(Dataset entries)
######

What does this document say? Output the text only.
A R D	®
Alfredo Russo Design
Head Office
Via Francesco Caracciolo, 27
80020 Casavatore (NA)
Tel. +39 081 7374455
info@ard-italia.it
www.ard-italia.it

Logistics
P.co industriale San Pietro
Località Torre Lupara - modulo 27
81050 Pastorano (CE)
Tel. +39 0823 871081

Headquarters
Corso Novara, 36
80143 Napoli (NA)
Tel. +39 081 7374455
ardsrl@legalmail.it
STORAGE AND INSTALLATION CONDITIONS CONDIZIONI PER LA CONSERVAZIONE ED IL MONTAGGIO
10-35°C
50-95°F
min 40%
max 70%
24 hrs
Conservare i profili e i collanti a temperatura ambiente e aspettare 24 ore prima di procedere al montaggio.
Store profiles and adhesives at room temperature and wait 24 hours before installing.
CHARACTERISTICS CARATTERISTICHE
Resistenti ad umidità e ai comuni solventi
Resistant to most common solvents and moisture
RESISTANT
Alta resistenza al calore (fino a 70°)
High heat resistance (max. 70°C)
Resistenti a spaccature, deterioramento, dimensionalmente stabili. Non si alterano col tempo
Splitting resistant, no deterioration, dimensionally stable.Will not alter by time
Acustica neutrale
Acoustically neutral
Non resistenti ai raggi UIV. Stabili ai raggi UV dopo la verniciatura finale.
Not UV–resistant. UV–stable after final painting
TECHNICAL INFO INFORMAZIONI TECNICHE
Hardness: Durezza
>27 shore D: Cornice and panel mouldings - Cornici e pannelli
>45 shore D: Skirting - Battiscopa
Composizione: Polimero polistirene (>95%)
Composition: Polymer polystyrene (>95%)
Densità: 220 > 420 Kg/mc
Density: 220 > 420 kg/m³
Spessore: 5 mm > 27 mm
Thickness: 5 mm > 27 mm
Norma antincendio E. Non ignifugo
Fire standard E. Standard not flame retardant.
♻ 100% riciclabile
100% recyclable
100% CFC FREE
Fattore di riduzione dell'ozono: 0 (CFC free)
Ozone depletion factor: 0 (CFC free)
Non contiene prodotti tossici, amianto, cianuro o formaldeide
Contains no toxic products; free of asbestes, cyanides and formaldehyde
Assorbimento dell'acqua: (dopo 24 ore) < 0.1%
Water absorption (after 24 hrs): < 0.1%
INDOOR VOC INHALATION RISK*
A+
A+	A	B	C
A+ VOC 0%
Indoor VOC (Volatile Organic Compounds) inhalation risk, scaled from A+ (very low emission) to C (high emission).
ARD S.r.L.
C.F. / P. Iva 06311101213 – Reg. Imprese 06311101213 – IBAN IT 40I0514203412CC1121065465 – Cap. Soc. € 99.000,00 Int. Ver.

######

> [SET TASK]: Write the listing out again, exactly as shown above.

> [TASK OUTPUT]:
What does this document say? Output the text only.
A R D	®
Alfredo Russo Design
Head Office
Via Francesco Caracciolo, 27
80020 Casavatore (NA)
Tel. +39 081 7374455
info@ard-italia.it
www.ard-italia.it

Logistics
P.co industriale San Pietro
Località Torre Lupara - modulo 27
81050 Pastorano (CE)
Tel. +39 0823 871081

Headquarters
Corso Novara, 36
80143 Napoli (NA)
Tel. +39 081 7374455
ardsrl@legalmail.it
STORAGE AND INSTALLATION CONDITIONS CONDIZIONI PER LA CONSERVAZIONE ED IL MONTAGGIO
10-35°C
50-95°F
min 40%
max 70%
24 hrs
Conservare i profili e i collanti a temperatura ambiente e aspettare 24 ore prima di procedere al montaggio.
Store profiles and adhesives at room temperature and wait 24 hours before installing.
CHARACTERISTICS CARATTERISTICHE
Resistenti ad umidità e ai comuni solventi
Resistant to most common solvents and moisture
RESISTANT
Alta resistenza al calore (fino a 70°)
High heat resistance (max. 70°C)
Resistenti a spaccature, deterioramento, dimensionalmente stabili. Non si alterano col tempo
Splitting resistant, no deterioration, dimensionally stable.Will not alter by time
Acustica neutrale
Acoustically neutral
Non resistenti ai raggi UIV. Stabili ai raggi UV dopo la verniciatura finale.
Not UV–resistant. UV–stable after final painting
TECHNICAL INFO INFORMAZIONI TECNICHE
Hardness: Durezza
>27 shore D: Cornice and panel mouldings - Cornici e pannelli
>45 shore D: Skirting - Battiscopa
Composizione: Polimero polistirene (>95%)
Composition: Polymer polystyrene (>95%)
Densità: 220 > 420 Kg/mc
Density: 220 > 420 kg/m³
Spessore: 5 mm > 27 mm
Thickness: 5 mm > 27 mm
Norma antincendio E. Non ignifugo
Fire standard E. Standard not flame retardant.
♻ 100% riciclabile
100% recyclable
100% CFC FREE
Fattore di riduzione dell'ozono: 0 (CFC free)
Ozone depletion factor: 0 (CFC free)
Non contiene prodotti tossici, amianto, cianuro o formaldeide
Contains no toxic products; free of asbestes, cyanides and formaldehyde
Assorbimento dell'acqua: (dopo 24 ore) < 0.1%
Water absorption (after 24 hrs): < 0.1%
INDOOR VOC INHALATION RISK*
A+
A+	A	B	C
A+ VOC 0%
Indoor VOC (Volatile Organic Compounds) inhalation risk, scaled from A+ (very low emission) to C (high emission).
ARD S.r.L.
C.F. / P. Iva 06311101213 – Reg. Imprese 06311101213 – IBAN IT 40I0514203412CC1121065465 – Cap. Soc. € 99.000,00 Int. Ver.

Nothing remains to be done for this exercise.